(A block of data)
..........

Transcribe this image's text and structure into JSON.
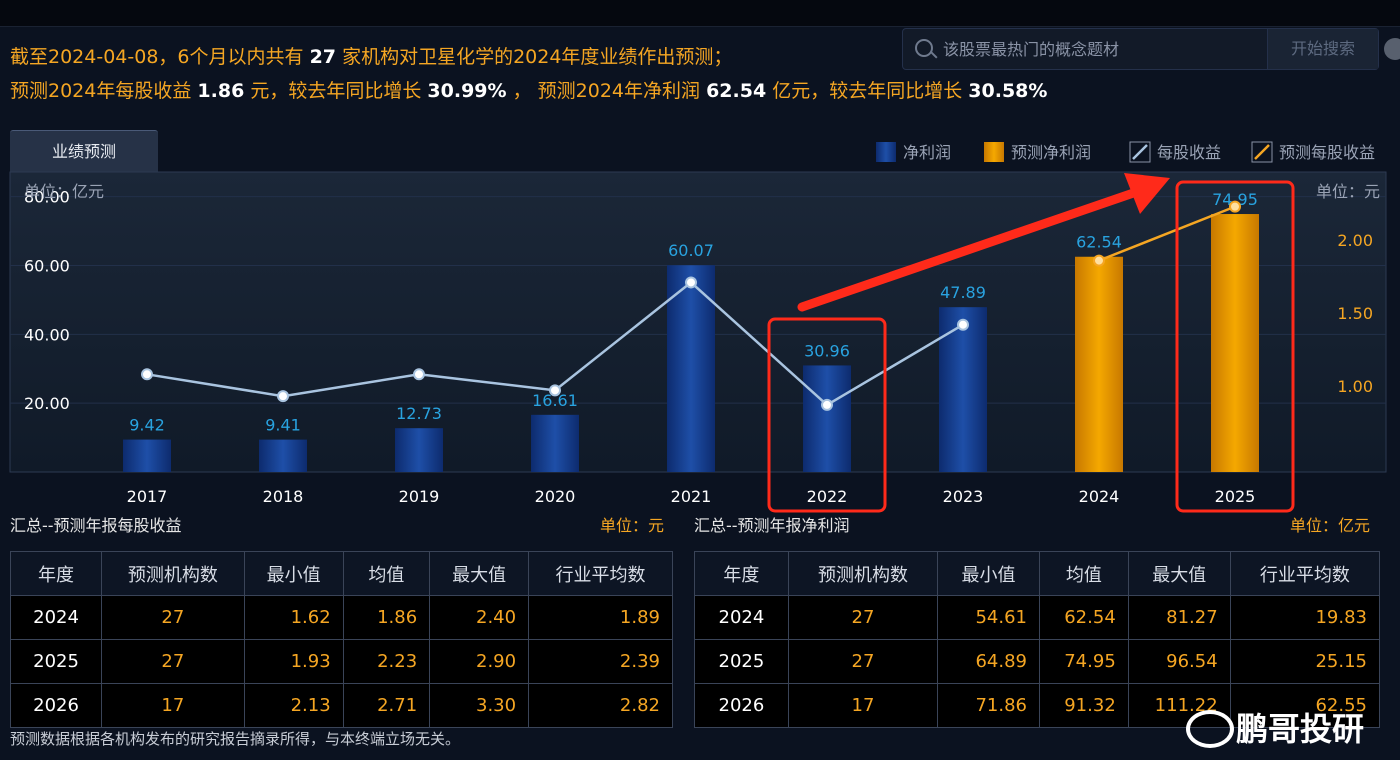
{
  "headline": {
    "line1_a": "截至2024-04-08，6个月以内共有",
    "line1_count": "27",
    "line1_b": "家机构对卫星化学的2024年度业绩作出预测；",
    "line2_a": "预测2024年每股收益",
    "line2_eps": "1.86",
    "line2_b": "元，较去年同比增长",
    "line2_eps_growth": "30.99%",
    "line2_c": "，",
    "line2_d": "预测2024年净利润",
    "line2_np": "62.54",
    "line2_e": "亿元，较去年同比增长",
    "line2_np_growth": "30.58%"
  },
  "search": {
    "placeholder": "该股票最热门的概念题材",
    "button": "开始搜索"
  },
  "tab": {
    "label": "业绩预测"
  },
  "chart_data": {
    "type": "bar",
    "left_unit": "单位：亿元",
    "right_unit": "单位：元",
    "categories": [
      "2017",
      "2018",
      "2019",
      "2020",
      "2021",
      "2022",
      "2023",
      "2024",
      "2025"
    ],
    "y_ticks": [
      "20.00",
      "40.00",
      "60.00",
      "80.00"
    ],
    "y2_ticks": [
      "1.00",
      "1.50",
      "2.00"
    ],
    "ylim": [
      0,
      86
    ],
    "y2lim": [
      0.41,
      2.44
    ],
    "legend": [
      "净利润",
      "预测净利润",
      "每股收益",
      "预测每股收益"
    ],
    "series": [
      {
        "name": "净利润",
        "values": [
          9.42,
          9.41,
          12.73,
          16.61,
          60.07,
          30.96,
          47.89,
          null,
          null
        ],
        "color": "#1e4fa8"
      },
      {
        "name": "预测净利润",
        "values": [
          null,
          null,
          null,
          null,
          null,
          null,
          null,
          62.54,
          74.95
        ],
        "color": "#f5a800"
      },
      {
        "name": "每股收益",
        "values": [
          1.08,
          0.93,
          1.08,
          0.97,
          1.71,
          0.87,
          1.42,
          null,
          null
        ],
        "color": "#a9c4e0"
      },
      {
        "name": "预测每股收益",
        "values": [
          null,
          null,
          null,
          null,
          null,
          null,
          null,
          1.86,
          2.23
        ],
        "color": "#f5a623"
      }
    ],
    "bar_labels": [
      "9.42",
      "9.41",
      "12.73",
      "16.61",
      "60.07",
      "30.96",
      "47.89",
      "62.54",
      "74.95"
    ],
    "highlight_color": "#ff2a1a",
    "highlight_categories": [
      "2022",
      "2025"
    ]
  },
  "eps_table": {
    "title": "汇总--预测年报每股收益",
    "unit": "单位：元",
    "headers": [
      "年度",
      "预测机构数",
      "最小值",
      "均值",
      "最大值",
      "行业平均数"
    ],
    "rows": [
      [
        "2024",
        "27",
        "1.62",
        "1.86",
        "2.40",
        "1.89"
      ],
      [
        "2025",
        "27",
        "1.93",
        "2.23",
        "2.90",
        "2.39"
      ],
      [
        "2026",
        "17",
        "2.13",
        "2.71",
        "3.30",
        "2.82"
      ]
    ]
  },
  "profit_table": {
    "title": "汇总--预测年报净利润",
    "unit": "单位：亿元",
    "headers": [
      "年度",
      "预测机构数",
      "最小值",
      "均值",
      "最大值",
      "行业平均数"
    ],
    "rows": [
      [
        "2024",
        "27",
        "54.61",
        "62.54",
        "81.27",
        "19.83"
      ],
      [
        "2025",
        "27",
        "64.89",
        "74.95",
        "96.54",
        "25.15"
      ],
      [
        "2026",
        "17",
        "71.86",
        "91.32",
        "111.22",
        "62.55"
      ]
    ]
  },
  "footnote": "预测数据根据各机构发布的研究报告摘录所得，与本终端立场无关。",
  "watermark": "鹏哥投研"
}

..........

Your objective
Each line of the data should be quoted exactly, with pictures left out.

Solution to the exercise
Transcribe this image's text and structure into JSON.
{
  "headline": {
    "line1_a": "截至2024-04-08，6个月以内共有",
    "line1_count": "27",
    "line1_b": "家机构对卫星化学的2024年度业绩作出预测；",
    "line2_a": "预测2024年每股收益",
    "line2_eps": "1.86",
    "line2_b": "元，较去年同比增长",
    "line2_eps_growth": "30.99%",
    "line2_c": "，",
    "line2_d": "预测2024年净利润",
    "line2_np": "62.54",
    "line2_e": "亿元，较去年同比增长",
    "line2_np_growth": "30.58%"
  },
  "search": {
    "placeholder": "该股票最热门的概念题材",
    "button": "开始搜索"
  },
  "tab": {
    "label": "业绩预测"
  },
  "chart_data": {
    "type": "bar",
    "left_unit": "单位：亿元",
    "right_unit": "单位：元",
    "categories": [
      "2017",
      "2018",
      "2019",
      "2020",
      "2021",
      "2022",
      "2023",
      "2024",
      "2025"
    ],
    "y_ticks": [
      "20.00",
      "40.00",
      "60.00",
      "80.00"
    ],
    "y2_ticks": [
      "1.00",
      "1.50",
      "2.00"
    ],
    "ylim": [
      0,
      86
    ],
    "y2lim": [
      0.41,
      2.44
    ],
    "legend": [
      "净利润",
      "预测净利润",
      "每股收益",
      "预测每股收益"
    ],
    "series": [
      {
        "name": "净利润",
        "values": [
          9.42,
          9.41,
          12.73,
          16.61,
          60.07,
          30.96,
          47.89,
          null,
          null
        ],
        "color": "#1e4fa8"
      },
      {
        "name": "预测净利润",
        "values": [
          null,
          null,
          null,
          null,
          null,
          null,
          null,
          62.54,
          74.95
        ],
        "color": "#f5a800"
      },
      {
        "name": "每股收益",
        "values": [
          1.08,
          0.93,
          1.08,
          0.97,
          1.71,
          0.87,
          1.42,
          null,
          null
        ],
        "color": "#a9c4e0"
      },
      {
        "name": "预测每股收益",
        "values": [
          null,
          null,
          null,
          null,
          null,
          null,
          null,
          1.86,
          2.23
        ],
        "color": "#f5a623"
      }
    ],
    "bar_labels": [
      "9.42",
      "9.41",
      "12.73",
      "16.61",
      "60.07",
      "30.96",
      "47.89",
      "62.54",
      "74.95"
    ],
    "highlight_color": "#ff2a1a",
    "highlight_categories": [
      "2022",
      "2025"
    ]
  },
  "eps_table": {
    "title": "汇总--预测年报每股收益",
    "unit": "单位：元",
    "headers": [
      "年度",
      "预测机构数",
      "最小值",
      "均值",
      "最大值",
      "行业平均数"
    ],
    "rows": [
      [
        "2024",
        "27",
        "1.62",
        "1.86",
        "2.40",
        "1.89"
      ],
      [
        "2025",
        "27",
        "1.93",
        "2.23",
        "2.90",
        "2.39"
      ],
      [
        "2026",
        "17",
        "2.13",
        "2.71",
        "3.30",
        "2.82"
      ]
    ]
  },
  "profit_table": {
    "title": "汇总--预测年报净利润",
    "unit": "单位：亿元",
    "headers": [
      "年度",
      "预测机构数",
      "最小值",
      "均值",
      "最大值",
      "行业平均数"
    ],
    "rows": [
      [
        "2024",
        "27",
        "54.61",
        "62.54",
        "81.27",
        "19.83"
      ],
      [
        "2025",
        "27",
        "64.89",
        "74.95",
        "96.54",
        "25.15"
      ],
      [
        "2026",
        "17",
        "71.86",
        "91.32",
        "111.22",
        "62.55"
      ]
    ]
  },
  "footnote": "预测数据根据各机构发布的研究报告摘录所得，与本终端立场无关。",
  "watermark": "鹏哥投研"
}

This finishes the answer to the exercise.